- [STATED TASK]: The answer is a single number: how many lines hold the string "пикс".

- [RECORDS SUPPLIED]:
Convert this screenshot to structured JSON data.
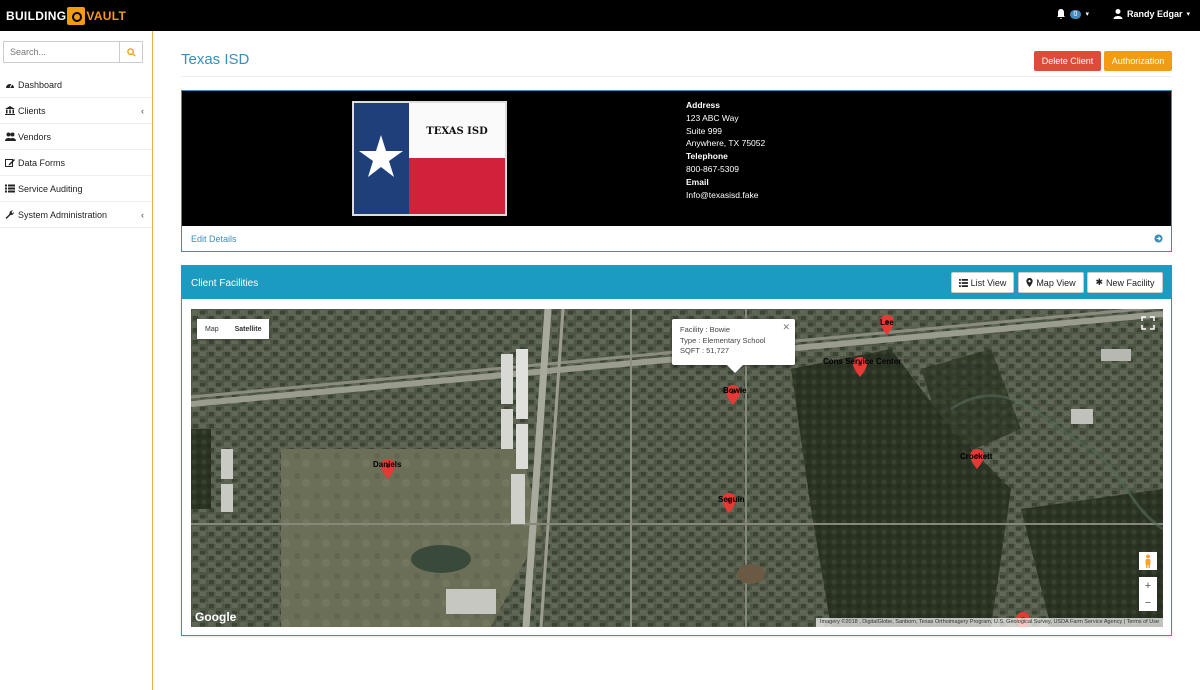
{
  "brand": {
    "part1": "BUILDING",
    "part2": "VAULT"
  },
  "navbar": {
    "notif_count": "0",
    "user_name": "Randy Edgar"
  },
  "sidebar": {
    "search_placeholder": "Search...",
    "items": [
      {
        "label": "Dashboard",
        "icon": "dashboard-icon",
        "has_children": false
      },
      {
        "label": "Clients",
        "icon": "bank-icon",
        "has_children": true
      },
      {
        "label": "Vendors",
        "icon": "users-icon",
        "has_children": false
      },
      {
        "label": "Data Forms",
        "icon": "edit-icon",
        "has_children": false
      },
      {
        "label": "Service Auditing",
        "icon": "list-icon",
        "has_children": false
      },
      {
        "label": "System Administration",
        "icon": "wrench-icon",
        "has_children": true
      }
    ]
  },
  "page": {
    "title": "Texas ISD",
    "delete_label": "Delete Client",
    "auth_label": "Authorization"
  },
  "client": {
    "flag_text": "TEXAS ISD",
    "address_label": "Address",
    "address_lines": [
      "123 ABC Way",
      "Suite 999",
      "Anywhere, TX 75052"
    ],
    "telephone_label": "Telephone",
    "telephone": "800-867-5309",
    "email_label": "Email",
    "email": "Info@texasisd.fake",
    "edit_label": "Edit Details"
  },
  "facilities": {
    "title": "Client Facilities",
    "list_view_label": "List View",
    "map_view_label": "Map View",
    "new_facility_label": "New Facility",
    "map_type": {
      "map": "Map",
      "satellite": "Satellite"
    },
    "markers": [
      {
        "label": "Lee"
      },
      {
        "label": "Cons Service Center"
      },
      {
        "label": "Bowie"
      },
      {
        "label": "Crockett"
      },
      {
        "label": "Daniels"
      },
      {
        "label": "Seguin"
      },
      {
        "label": ""
      }
    ],
    "infowindow": {
      "facility": "Facility : Bowie",
      "type": "Type : Elementary School",
      "sqft": "SQFT : 51,727"
    },
    "google_label": "Google",
    "attribution": "Imagery ©2018 , DigitalGlobe, Sanborn, Texas Orthoimagery Program, U.S. Geological Survey, USDA Farm Service Agency | Terms of Use"
  },
  "colors": {
    "brand_orange": "#f39c12",
    "primary": "#3c8dbc",
    "danger": "#dd4b39",
    "panel_head": "#1a9bbf"
  }
}
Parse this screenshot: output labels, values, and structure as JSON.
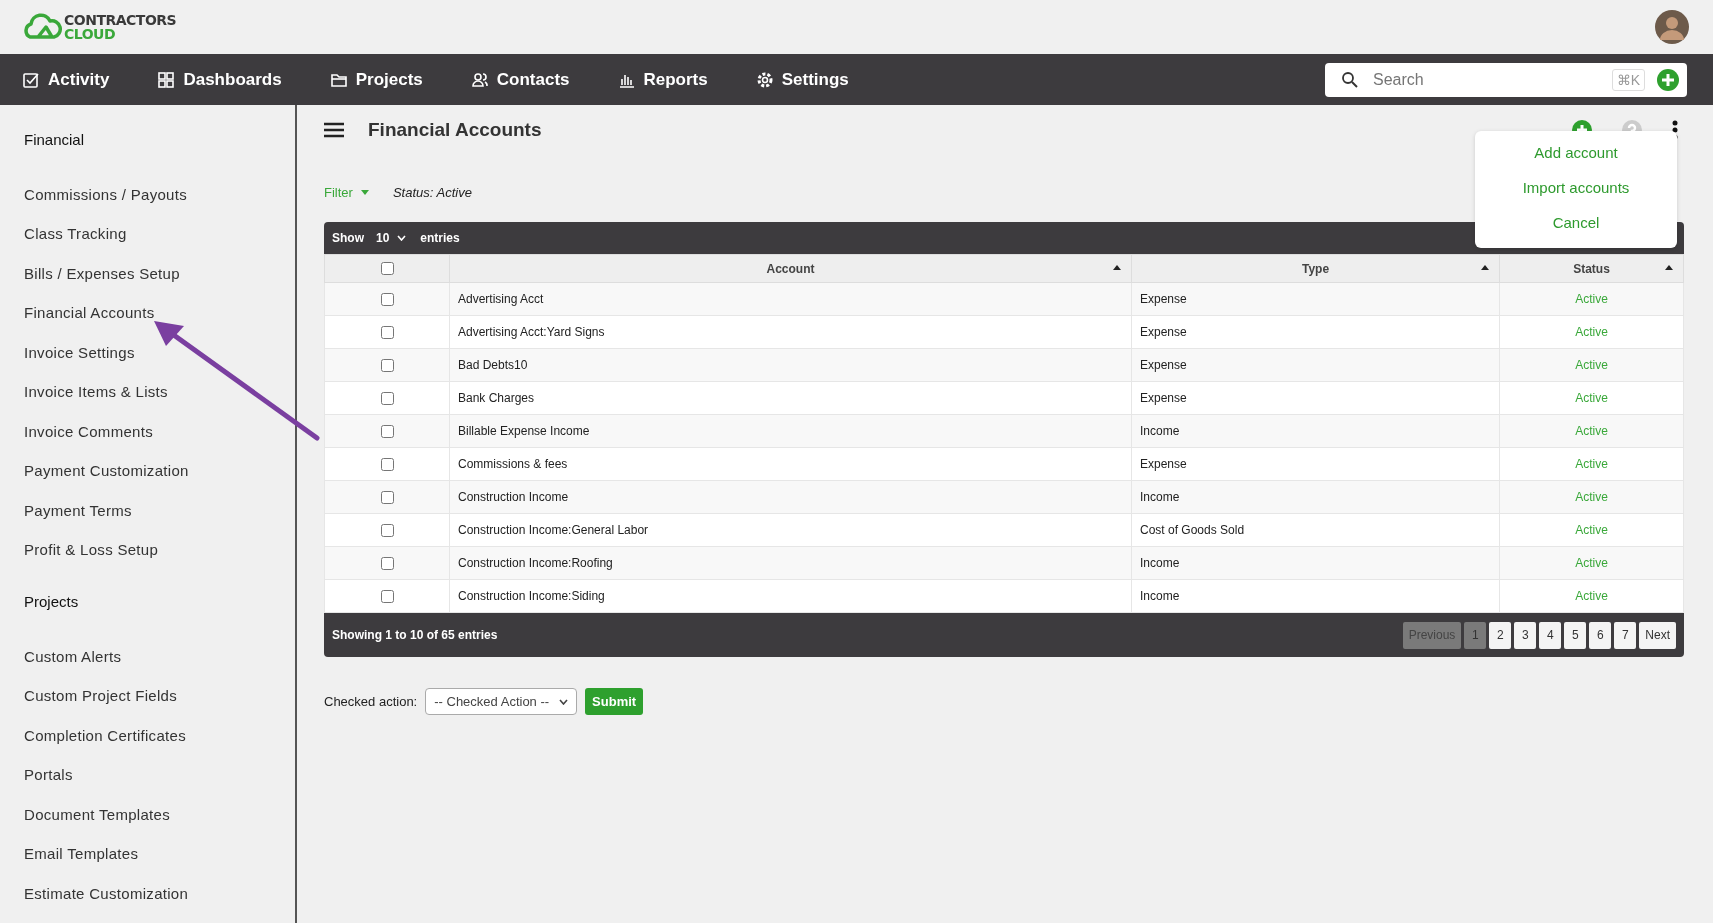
{
  "logo": {
    "line_1": "CONTRACTORS",
    "line_2": "CLOUD"
  },
  "nav": [
    "Activity",
    "Dashboards",
    "Projects",
    "Contacts",
    "Reports",
    "Settings"
  ],
  "search": {
    "placeholder": "Search",
    "shortcut": "⌘K"
  },
  "sidebar": [
    {
      "heading": "Financial",
      "items": [
        {
          "label": "Commissions / Payouts",
          "selected": false
        },
        {
          "label": "Class Tracking",
          "selected": false
        },
        {
          "label": "Bills / Expenses Setup",
          "selected": false
        },
        {
          "label": "Financial Accounts",
          "selected": false
        },
        {
          "label": "Invoice Settings",
          "selected": false
        },
        {
          "label": "Invoice Items & Lists",
          "selected": false
        },
        {
          "label": "Invoice Comments",
          "selected": false
        },
        {
          "label": "Payment Customization",
          "selected": false
        },
        {
          "label": "Payment Terms",
          "selected": false
        },
        {
          "label": "Profit & Loss Setup",
          "selected": false
        }
      ]
    },
    {
      "heading": "Projects",
      "items": [
        {
          "label": "Custom Alerts",
          "selected": false
        },
        {
          "label": "Custom Project Fields",
          "selected": false
        },
        {
          "label": "Completion Certificates",
          "selected": false
        },
        {
          "label": "Portals",
          "selected": false
        },
        {
          "label": "Document Templates",
          "selected": false
        },
        {
          "label": "Email Templates",
          "selected": false
        },
        {
          "label": "Estimate Customization",
          "selected": false
        }
      ]
    }
  ],
  "page_title": "Financial Accounts",
  "menu": [
    "Add account",
    "Import accounts",
    "Cancel"
  ],
  "filter": {
    "label": "Filter",
    "status": "Status: Active"
  },
  "table": {
    "show": "Show",
    "page_size": "10",
    "entries": "entries",
    "select_all_checked": false,
    "columns": [
      "Account",
      "Type",
      "Status"
    ],
    "rows": [
      {
        "checked": false,
        "account": "Advertising Acct",
        "type": "Expense",
        "status": "Active"
      },
      {
        "checked": false,
        "account": "Advertising Acct:Yard Signs",
        "type": "Expense",
        "status": "Active"
      },
      {
        "checked": false,
        "account": "Bad Debts10",
        "type": "Expense",
        "status": "Active"
      },
      {
        "checked": false,
        "account": "Bank Charges",
        "type": "Expense",
        "status": "Active"
      },
      {
        "checked": false,
        "account": "Billable Expense Income",
        "type": "Income",
        "status": "Active"
      },
      {
        "checked": false,
        "account": "Commissions & fees",
        "type": "Expense",
        "status": "Active"
      },
      {
        "checked": false,
        "account": "Construction Income",
        "type": "Income",
        "status": "Active"
      },
      {
        "checked": false,
        "account": "Construction Income:General Labor",
        "type": "Cost of Goods Sold",
        "status": "Active"
      },
      {
        "checked": false,
        "account": "Construction Income:Roofing",
        "type": "Income",
        "status": "Active"
      },
      {
        "checked": false,
        "account": "Construction Income:Siding",
        "type": "Income",
        "status": "Active"
      }
    ],
    "info": "Showing 1 to 10 of 65 entries",
    "previous": {
      "label": "Previous",
      "disabled": true
    },
    "pages": [
      {
        "label": "1",
        "selected": true
      },
      {
        "label": "2",
        "selected": false
      },
      {
        "label": "3",
        "selected": false
      },
      {
        "label": "4",
        "selected": false
      },
      {
        "label": "5",
        "selected": false
      },
      {
        "label": "6",
        "selected": false
      },
      {
        "label": "7",
        "selected": false
      }
    ],
    "next": {
      "label": "Next",
      "disabled": false
    }
  },
  "checked_action": {
    "label": "Checked action:",
    "value": "-- Checked Action --",
    "button": "Submit"
  }
}
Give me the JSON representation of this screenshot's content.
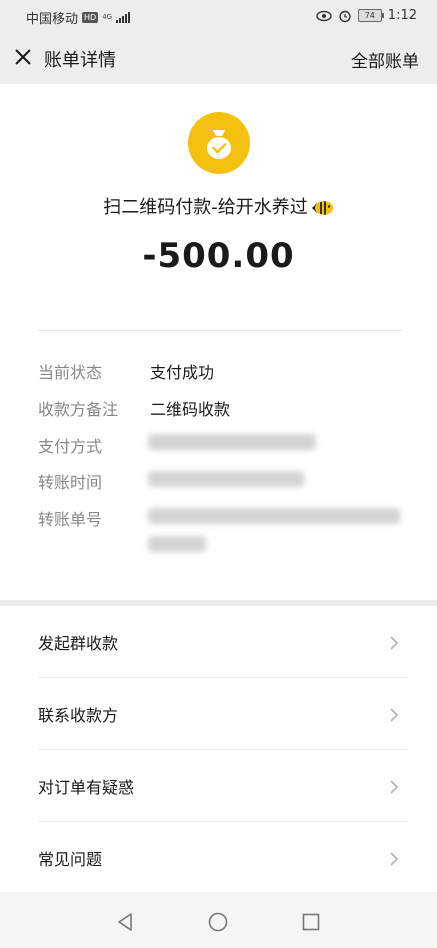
{
  "status": {
    "carrier": "中国移动",
    "hd_badge": "HD",
    "network": "4G",
    "battery": "74",
    "time": "1:12"
  },
  "nav": {
    "title": "账单详情",
    "all_bills": "全部账单"
  },
  "transaction": {
    "merchant": "扫二维码付款-给开水养过",
    "amount": "-500.00"
  },
  "details": {
    "status_label": "当前状态",
    "status_value": "支付成功",
    "payee_note_label": "收款方备注",
    "payee_note_value": "二维码收款",
    "payment_method_label": "支付方式",
    "transfer_time_label": "转账时间",
    "transfer_no_label": "转账单号"
  },
  "menu": [
    {
      "label": "发起群收款"
    },
    {
      "label": "联系收款方"
    },
    {
      "label": "对订单有疑惑"
    },
    {
      "label": "常见问题"
    }
  ],
  "colors": {
    "accent": "#f5c110",
    "background": "#ededed"
  }
}
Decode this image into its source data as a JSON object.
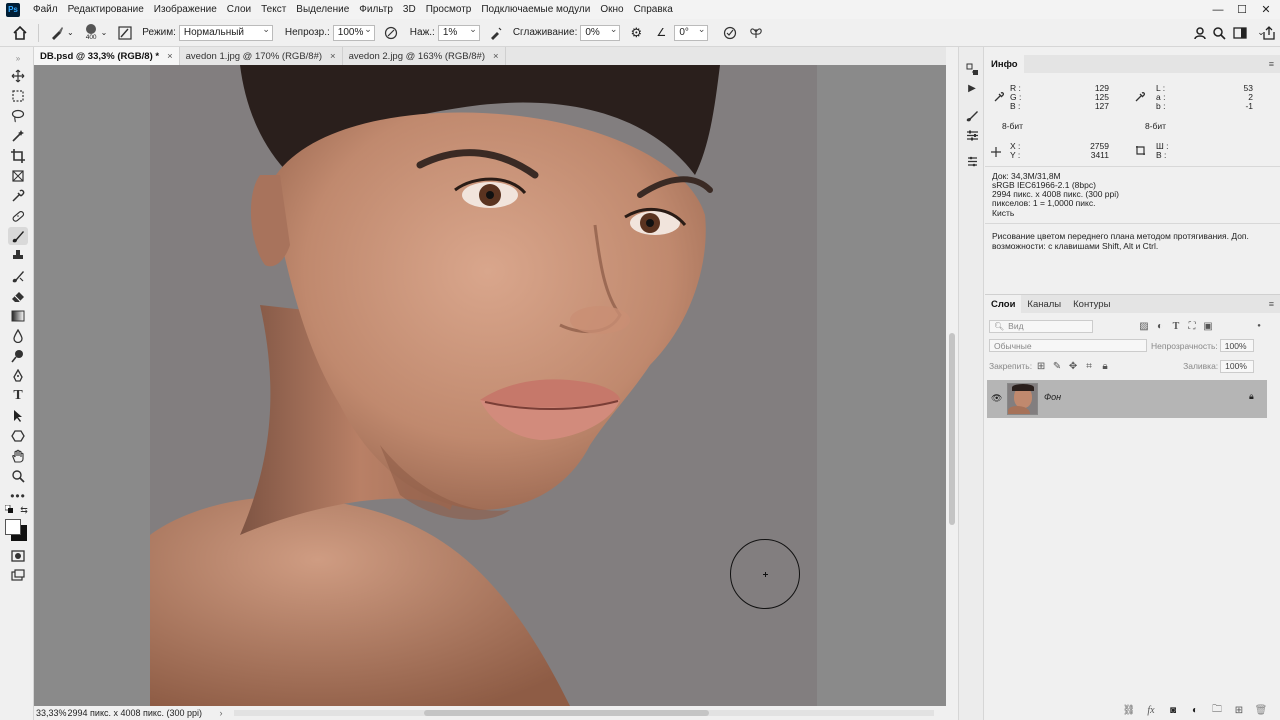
{
  "menubar": {
    "logo": "Ps",
    "items": [
      "Файл",
      "Редактирование",
      "Изображение",
      "Слои",
      "Текст",
      "Выделение",
      "Фильтр",
      "3D",
      "Просмотр",
      "Подключаемые модули",
      "Окно",
      "Справка"
    ],
    "minimize": "—",
    "maximize": "☐",
    "close": "✕"
  },
  "options": {
    "brush_size": "400",
    "mode_label": "Режим:",
    "mode_value": "Нормальный",
    "opacity_label": "Непрозр.:",
    "opacity_value": "100%",
    "pressure_label": "Наж.:",
    "pressure_value": "1%",
    "smoothing_label": "Сглаживание:",
    "smoothing_value": "0%",
    "angle_value": "0°"
  },
  "tabs": [
    {
      "label": "DB.psd @ 33,3% (RGB/8) *",
      "close": "×"
    },
    {
      "label": "avedon 1.jpg @ 170% (RGB/8#)",
      "close": "×"
    },
    {
      "label": "avedon 2.jpg @ 163% (RGB/8#)",
      "close": "×"
    }
  ],
  "statusbar": {
    "zoom": "33,33%",
    "doc_info": "2994 пикс. x 4008 пикс. (300 ppi)"
  },
  "info": {
    "tab": "Инфо",
    "r_label": "R :",
    "g_label": "G :",
    "b_label": "B :",
    "r": "129",
    "g": "125",
    "b": "127",
    "l_label": "L :",
    "a_label": "a :",
    "b2_label": "b :",
    "l": "53",
    "a": "2",
    "b2": "-1",
    "bit_left": "8-бит",
    "bit_right": "8-бит",
    "x_label": "X :",
    "y_label": "Y :",
    "x": "2759",
    "y": "3411",
    "w_label": "Ш :",
    "h_label": "В :",
    "doc_size": "Док: 34,3M/31,8M",
    "profile": "sRGB IEC61966-2.1 (8bpc)",
    "dimensions": "2994 пикс. x 4008 пикс. (300 ppi)",
    "pixels": "пикселов: 1 = 1,0000 пикс.",
    "tool": "Кисть",
    "hint": "Рисование цветом переднего плана методом протягивания. Доп. возможности: с клавишами Shift, Alt и Ctrl."
  },
  "layers": {
    "tabs": [
      "Слои",
      "Каналы",
      "Контуры"
    ],
    "search_placeholder": "Вид",
    "blend_mode": "Обычные",
    "opacity_label": "Непрозрачность:",
    "opacity_value": "100%",
    "lock_label": "Закрепить:",
    "fill_label": "Заливка:",
    "fill_value": "100%",
    "layer_name": "Фон"
  },
  "colors": {
    "accent": "#31a8ff",
    "canvas_bg": "#8a8a8a",
    "photo_bg": "#827e7f",
    "skin": "#c0896e"
  }
}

- [WRITTEN ANSWER]: 3